* _Reading passage_
"""
The 10-year mean precipitation response to anthropogenic aerosol in the simulations with both Tiedtke–Nordeng and CCFM convection is shown in Fig. 2. In addition to the “all effects” panel which shows the PD–PI difference with all feedbacks active, this is broken down into the separate large-scale and CCFM responses via the additional simulations as described above. (For Tiedtke–Nordeng convection, only large-scale response mechanisms exist.) These effects are of a similar magnitude and in many regions they can oppose one another such that the overall precipitation change is not clearly driven by one mechanism in particular. CCFM and the large-scale effects drive a decrease in precipitation in China, while there is little change in India due to compensation between large-scale and CCFM effects; partial compensation is also observed over the Amazon. Tiedtke–Nordeng convection, with only large-scale effects represented, shows some differences in the regional pattern of responses (e.g. in India and Australia), but also similarities in areas like China where the CCFM effect on precipitation is relatively weak. In the zonal mean, the difference remains noisy, with the only overall feature being a very small decrease in precipitation in the tropics coming from the large-scale effects – and even this has little statistical significance.

https://www.atmos-chem-phys.net/20/4445/2020/acp-20-4445-2020-f02

Figure 2Annual mean precipitation response (PD–PI) in ECHAM–HAM with Tiedtke (top) and CCFM (below) convection, with the latter decomposed into large-scale and convective mechanisms as listed in Table 2. The plots on the right-hand side show the zonal mean of the maps on the left. A further breakdown into individual process effects is included in the Supplement. (PD: present-day aerosol; PI: pre-industrial aerosol; stippling indicates areas where the PD–PI difference is statistically significant at the 95 % level, while the corresponding confidence interval is shaded on the zonal mean plots.)
"""
* _Exercise objective_
Please list every country named in the passage on aerosol and precipitation. The items after this passage have nothing to do with what you are asked to do.

* _Data excerpts_
"""
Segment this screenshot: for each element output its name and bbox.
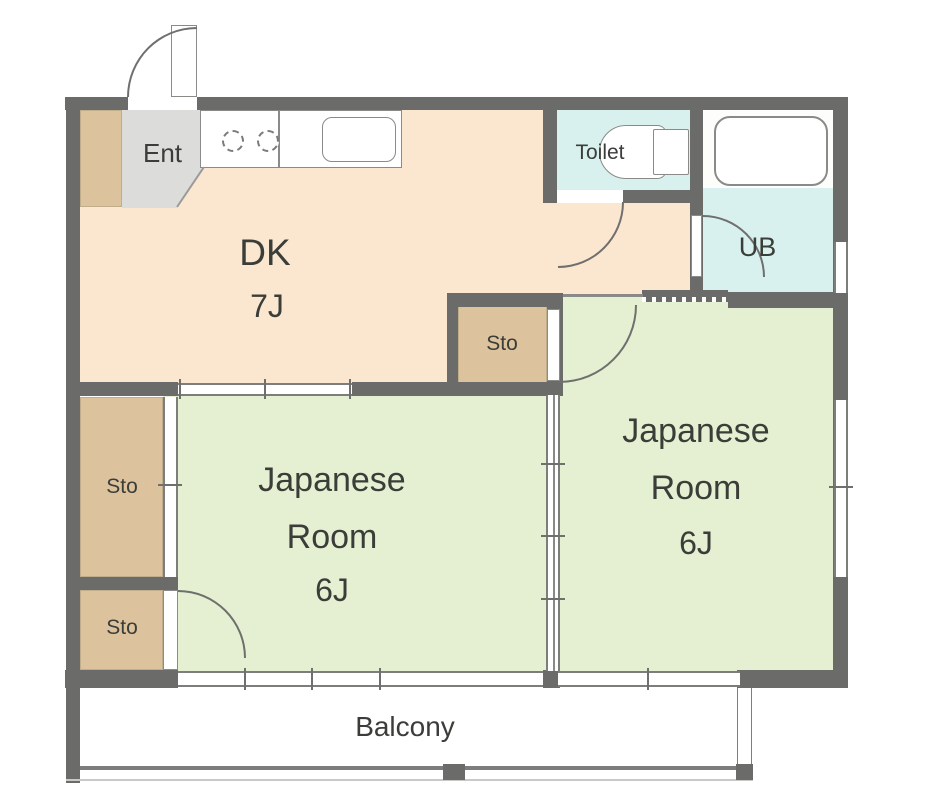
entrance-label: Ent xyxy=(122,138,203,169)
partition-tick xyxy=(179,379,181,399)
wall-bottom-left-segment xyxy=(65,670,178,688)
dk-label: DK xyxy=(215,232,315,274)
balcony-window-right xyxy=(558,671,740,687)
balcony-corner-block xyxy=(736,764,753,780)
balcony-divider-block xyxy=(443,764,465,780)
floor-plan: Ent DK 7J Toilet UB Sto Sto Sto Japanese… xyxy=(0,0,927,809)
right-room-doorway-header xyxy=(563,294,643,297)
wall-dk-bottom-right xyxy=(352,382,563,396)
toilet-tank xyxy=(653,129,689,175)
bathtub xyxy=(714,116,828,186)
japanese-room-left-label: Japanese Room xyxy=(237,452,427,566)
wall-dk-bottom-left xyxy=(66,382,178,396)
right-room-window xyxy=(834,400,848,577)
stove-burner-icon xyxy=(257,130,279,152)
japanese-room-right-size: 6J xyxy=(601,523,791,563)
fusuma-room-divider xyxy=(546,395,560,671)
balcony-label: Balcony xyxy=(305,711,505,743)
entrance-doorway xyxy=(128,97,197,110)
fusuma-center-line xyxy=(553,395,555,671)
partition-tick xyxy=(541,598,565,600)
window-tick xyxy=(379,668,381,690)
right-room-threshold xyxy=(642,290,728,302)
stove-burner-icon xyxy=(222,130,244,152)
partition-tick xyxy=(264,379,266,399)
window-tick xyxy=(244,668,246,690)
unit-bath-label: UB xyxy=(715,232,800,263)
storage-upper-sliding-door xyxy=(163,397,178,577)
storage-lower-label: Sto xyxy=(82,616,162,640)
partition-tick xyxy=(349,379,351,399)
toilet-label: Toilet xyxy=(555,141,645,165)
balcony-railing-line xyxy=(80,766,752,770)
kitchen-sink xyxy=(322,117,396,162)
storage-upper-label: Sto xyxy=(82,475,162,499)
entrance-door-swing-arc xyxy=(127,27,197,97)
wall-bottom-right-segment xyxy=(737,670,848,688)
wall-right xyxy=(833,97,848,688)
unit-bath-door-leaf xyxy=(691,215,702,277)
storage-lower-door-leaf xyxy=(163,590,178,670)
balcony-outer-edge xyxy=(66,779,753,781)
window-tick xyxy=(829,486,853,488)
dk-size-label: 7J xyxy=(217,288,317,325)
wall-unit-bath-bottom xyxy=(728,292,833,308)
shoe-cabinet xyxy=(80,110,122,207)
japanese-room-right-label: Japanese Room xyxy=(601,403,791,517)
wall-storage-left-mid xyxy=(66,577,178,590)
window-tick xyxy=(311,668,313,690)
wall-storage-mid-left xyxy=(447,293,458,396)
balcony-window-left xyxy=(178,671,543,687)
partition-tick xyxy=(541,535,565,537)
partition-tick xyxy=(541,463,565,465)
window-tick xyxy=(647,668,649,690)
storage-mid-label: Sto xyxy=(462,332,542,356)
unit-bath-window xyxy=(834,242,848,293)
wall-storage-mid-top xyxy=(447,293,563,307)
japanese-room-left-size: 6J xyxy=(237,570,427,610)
"""
"""
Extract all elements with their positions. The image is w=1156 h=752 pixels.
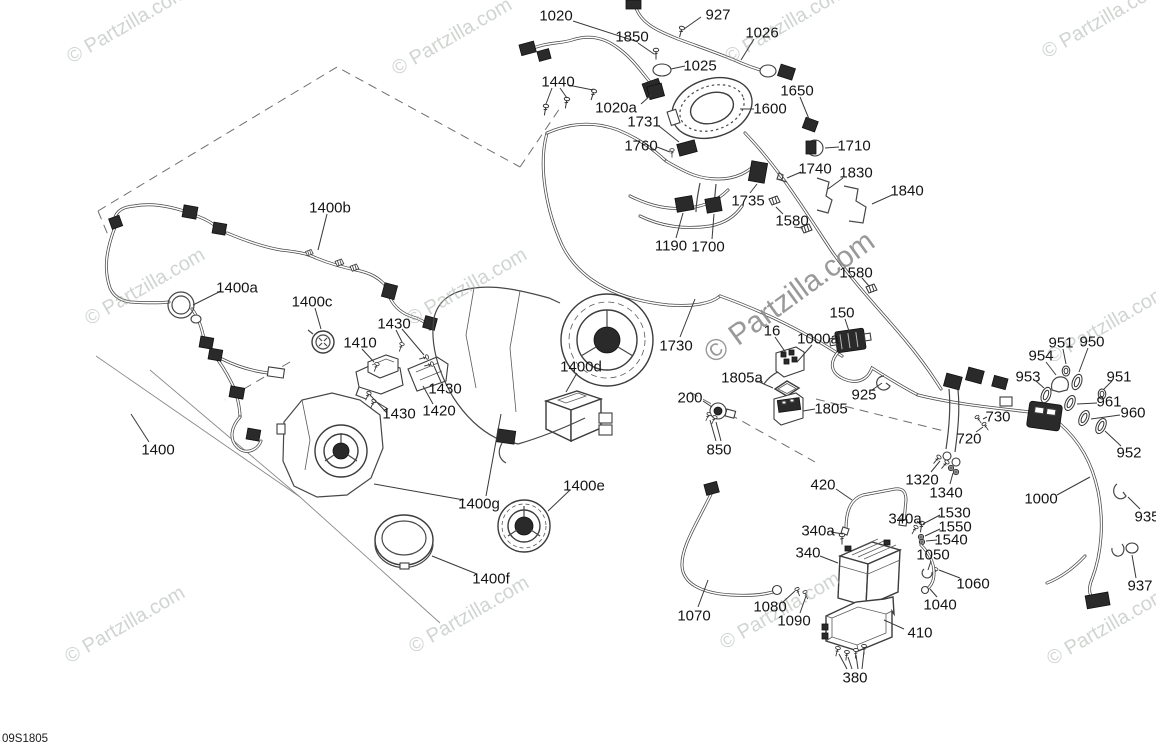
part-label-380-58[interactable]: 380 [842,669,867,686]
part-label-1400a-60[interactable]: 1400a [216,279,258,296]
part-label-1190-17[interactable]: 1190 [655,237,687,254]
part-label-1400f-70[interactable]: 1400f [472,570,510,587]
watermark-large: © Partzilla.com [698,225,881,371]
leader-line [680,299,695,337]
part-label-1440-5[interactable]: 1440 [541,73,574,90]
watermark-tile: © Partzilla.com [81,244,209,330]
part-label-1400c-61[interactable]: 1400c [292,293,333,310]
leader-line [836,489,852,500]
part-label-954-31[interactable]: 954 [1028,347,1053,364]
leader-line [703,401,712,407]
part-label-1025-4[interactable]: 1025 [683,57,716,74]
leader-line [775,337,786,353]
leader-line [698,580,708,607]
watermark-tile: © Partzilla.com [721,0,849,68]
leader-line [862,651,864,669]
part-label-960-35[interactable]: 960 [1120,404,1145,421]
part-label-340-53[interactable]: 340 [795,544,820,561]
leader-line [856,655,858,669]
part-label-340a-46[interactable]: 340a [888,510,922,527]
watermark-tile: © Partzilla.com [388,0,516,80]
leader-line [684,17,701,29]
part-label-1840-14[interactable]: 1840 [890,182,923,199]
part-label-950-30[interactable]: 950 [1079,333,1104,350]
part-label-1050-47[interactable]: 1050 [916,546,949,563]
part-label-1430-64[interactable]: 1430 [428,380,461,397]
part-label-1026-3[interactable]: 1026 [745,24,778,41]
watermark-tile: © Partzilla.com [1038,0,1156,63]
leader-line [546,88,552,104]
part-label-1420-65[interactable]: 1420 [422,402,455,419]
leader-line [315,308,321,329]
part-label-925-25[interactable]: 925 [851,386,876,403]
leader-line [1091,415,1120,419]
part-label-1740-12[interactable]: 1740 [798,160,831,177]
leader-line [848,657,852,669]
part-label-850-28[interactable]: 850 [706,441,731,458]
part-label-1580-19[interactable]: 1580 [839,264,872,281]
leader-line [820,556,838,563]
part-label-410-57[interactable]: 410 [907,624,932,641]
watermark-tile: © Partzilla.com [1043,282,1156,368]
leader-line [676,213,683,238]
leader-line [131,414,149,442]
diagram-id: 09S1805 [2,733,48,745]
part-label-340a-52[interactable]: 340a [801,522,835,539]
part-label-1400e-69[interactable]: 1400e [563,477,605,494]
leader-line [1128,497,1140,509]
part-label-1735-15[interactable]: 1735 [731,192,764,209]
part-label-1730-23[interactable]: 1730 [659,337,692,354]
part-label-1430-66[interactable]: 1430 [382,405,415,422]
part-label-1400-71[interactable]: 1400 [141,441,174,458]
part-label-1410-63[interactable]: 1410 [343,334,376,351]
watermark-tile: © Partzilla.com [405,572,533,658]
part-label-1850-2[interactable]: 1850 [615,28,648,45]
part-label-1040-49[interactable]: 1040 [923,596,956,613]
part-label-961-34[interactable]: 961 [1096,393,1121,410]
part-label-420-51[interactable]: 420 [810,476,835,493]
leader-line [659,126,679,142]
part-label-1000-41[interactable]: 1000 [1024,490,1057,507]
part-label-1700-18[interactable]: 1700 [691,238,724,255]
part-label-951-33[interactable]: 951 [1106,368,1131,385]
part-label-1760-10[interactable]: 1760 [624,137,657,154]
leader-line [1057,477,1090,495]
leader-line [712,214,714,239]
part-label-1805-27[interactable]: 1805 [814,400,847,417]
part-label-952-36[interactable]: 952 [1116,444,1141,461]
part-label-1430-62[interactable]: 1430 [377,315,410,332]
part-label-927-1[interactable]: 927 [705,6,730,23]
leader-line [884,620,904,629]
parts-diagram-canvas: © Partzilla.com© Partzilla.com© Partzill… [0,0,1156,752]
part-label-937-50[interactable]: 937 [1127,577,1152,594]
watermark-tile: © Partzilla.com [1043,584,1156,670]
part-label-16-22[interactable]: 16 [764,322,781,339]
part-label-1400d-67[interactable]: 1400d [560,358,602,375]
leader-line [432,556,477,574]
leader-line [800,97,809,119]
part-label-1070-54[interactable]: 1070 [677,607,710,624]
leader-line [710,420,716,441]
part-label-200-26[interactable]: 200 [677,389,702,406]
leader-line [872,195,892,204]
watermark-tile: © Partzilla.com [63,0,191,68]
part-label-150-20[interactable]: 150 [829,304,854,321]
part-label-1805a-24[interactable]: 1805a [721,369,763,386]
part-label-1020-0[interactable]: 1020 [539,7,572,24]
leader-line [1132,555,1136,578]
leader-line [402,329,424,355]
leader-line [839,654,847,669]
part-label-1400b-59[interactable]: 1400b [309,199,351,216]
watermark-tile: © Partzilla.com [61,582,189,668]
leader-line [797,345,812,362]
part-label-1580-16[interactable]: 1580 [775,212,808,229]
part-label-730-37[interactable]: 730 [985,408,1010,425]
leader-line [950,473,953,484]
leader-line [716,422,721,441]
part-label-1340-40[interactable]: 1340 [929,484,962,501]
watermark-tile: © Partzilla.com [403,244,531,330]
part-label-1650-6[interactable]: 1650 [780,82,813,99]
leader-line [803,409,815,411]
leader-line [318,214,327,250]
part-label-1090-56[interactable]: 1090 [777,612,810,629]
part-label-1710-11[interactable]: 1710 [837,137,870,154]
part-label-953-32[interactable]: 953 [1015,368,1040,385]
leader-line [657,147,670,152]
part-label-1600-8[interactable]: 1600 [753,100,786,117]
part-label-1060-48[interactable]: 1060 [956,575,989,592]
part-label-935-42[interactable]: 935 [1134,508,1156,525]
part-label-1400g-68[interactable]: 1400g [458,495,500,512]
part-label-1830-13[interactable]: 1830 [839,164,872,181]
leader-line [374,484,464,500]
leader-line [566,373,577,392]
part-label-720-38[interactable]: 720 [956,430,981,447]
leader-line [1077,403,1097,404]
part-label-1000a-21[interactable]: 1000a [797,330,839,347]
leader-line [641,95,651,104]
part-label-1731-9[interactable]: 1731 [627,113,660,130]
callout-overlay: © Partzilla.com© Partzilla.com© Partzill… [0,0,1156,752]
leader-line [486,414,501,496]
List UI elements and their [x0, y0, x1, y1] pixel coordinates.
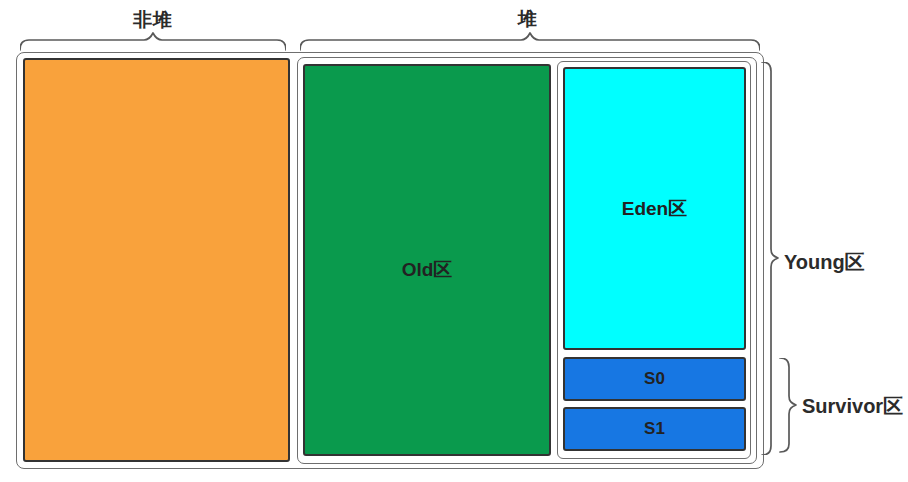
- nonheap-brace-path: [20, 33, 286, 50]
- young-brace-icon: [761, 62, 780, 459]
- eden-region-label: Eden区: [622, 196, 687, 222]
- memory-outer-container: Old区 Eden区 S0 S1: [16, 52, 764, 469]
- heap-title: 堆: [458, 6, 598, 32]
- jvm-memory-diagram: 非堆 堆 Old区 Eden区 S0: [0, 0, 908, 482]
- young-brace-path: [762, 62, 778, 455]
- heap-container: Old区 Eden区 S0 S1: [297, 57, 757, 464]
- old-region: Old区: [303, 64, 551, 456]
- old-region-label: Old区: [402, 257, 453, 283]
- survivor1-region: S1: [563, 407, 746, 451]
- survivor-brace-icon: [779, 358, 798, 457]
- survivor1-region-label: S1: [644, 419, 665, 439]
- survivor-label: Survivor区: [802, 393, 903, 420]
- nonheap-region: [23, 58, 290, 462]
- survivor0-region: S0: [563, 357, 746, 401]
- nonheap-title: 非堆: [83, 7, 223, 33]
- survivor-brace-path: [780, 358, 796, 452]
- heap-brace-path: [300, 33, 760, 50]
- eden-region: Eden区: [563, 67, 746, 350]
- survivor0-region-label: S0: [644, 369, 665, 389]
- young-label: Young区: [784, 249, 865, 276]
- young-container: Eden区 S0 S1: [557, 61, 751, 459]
"""
* _The completed task_
China, India, Australia